:: WORK INSTRUCTIONS ::
Every line of the material that follows must be printed again exactly.

:: PROVIDED DATA ::
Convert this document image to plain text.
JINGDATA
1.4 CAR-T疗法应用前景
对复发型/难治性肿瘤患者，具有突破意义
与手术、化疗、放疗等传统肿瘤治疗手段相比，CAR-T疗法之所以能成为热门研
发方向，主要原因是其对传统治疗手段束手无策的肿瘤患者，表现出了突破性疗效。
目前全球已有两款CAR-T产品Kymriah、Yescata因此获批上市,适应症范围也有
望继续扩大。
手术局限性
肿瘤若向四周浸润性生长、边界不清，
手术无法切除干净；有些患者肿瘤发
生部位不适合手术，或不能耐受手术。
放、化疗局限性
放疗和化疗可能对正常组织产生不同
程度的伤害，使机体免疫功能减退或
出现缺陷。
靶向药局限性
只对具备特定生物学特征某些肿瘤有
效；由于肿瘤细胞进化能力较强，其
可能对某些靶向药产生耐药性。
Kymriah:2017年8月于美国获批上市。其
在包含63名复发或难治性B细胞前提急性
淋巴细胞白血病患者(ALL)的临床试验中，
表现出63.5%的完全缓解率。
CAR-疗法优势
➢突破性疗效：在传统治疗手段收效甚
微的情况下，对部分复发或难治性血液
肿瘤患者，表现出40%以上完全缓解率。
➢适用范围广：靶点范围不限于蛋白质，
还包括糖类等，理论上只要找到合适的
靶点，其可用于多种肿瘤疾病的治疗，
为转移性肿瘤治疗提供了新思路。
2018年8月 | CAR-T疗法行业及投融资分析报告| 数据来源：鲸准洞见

:: ANSWER TO THE PROBLEM ::
Convert this document image to plain text.
JINGDATA
1.4 CAR-T疗法应用前景
对复发型/难治性肿瘤患者，具有突破意义
与手术、化疗、放疗等传统肿瘤治疗手段相比，CAR-T疗法之所以能成为热门研
发方向，主要原因是其对传统治疗手段束手无策的肿瘤患者，表现出了突破性疗效。
目前全球已有两款CAR-T产品Kymriah、Yescata因此获批上市,适应症范围也有
望继续扩大。
手术局限性
肿瘤若向四周浸润性生长、边界不清，
手术无法切除干净；有些患者肿瘤发
生部位不适合手术，或不能耐受手术。
放、化疗局限性
放疗和化疗可能对正常组织产生不同
程度的伤害，使机体免疫功能减退或
出现缺陷。
靶向药局限性
只对具备特定生物学特征某些肿瘤有
效；由于肿瘤细胞进化能力较强，其
可能对某些靶向药产生耐药性。
Kymriah:2017年8月于美国获批上市。其
在包含63名复发或难治性B细胞前提急性
淋巴细胞白血病患者(ALL)的临床试验中，
表现出63.5%的完全缓解率。
CAR-疗法优势
➢突破性疗效：在传统治疗手段收效甚
微的情况下，对部分复发或难治性血液
肿瘤患者，表现出40%以上完全缓解率。
➢适用范围广：靶点范围不限于蛋白质，
还包括糖类等，理论上只要找到合适的
靶点，其可用于多种肿瘤疾病的治疗，
为转移性肿瘤治疗提供了新思路。
2018年8月 | CAR-T疗法行业及投融资分析报告| 数据来源：鲸准洞见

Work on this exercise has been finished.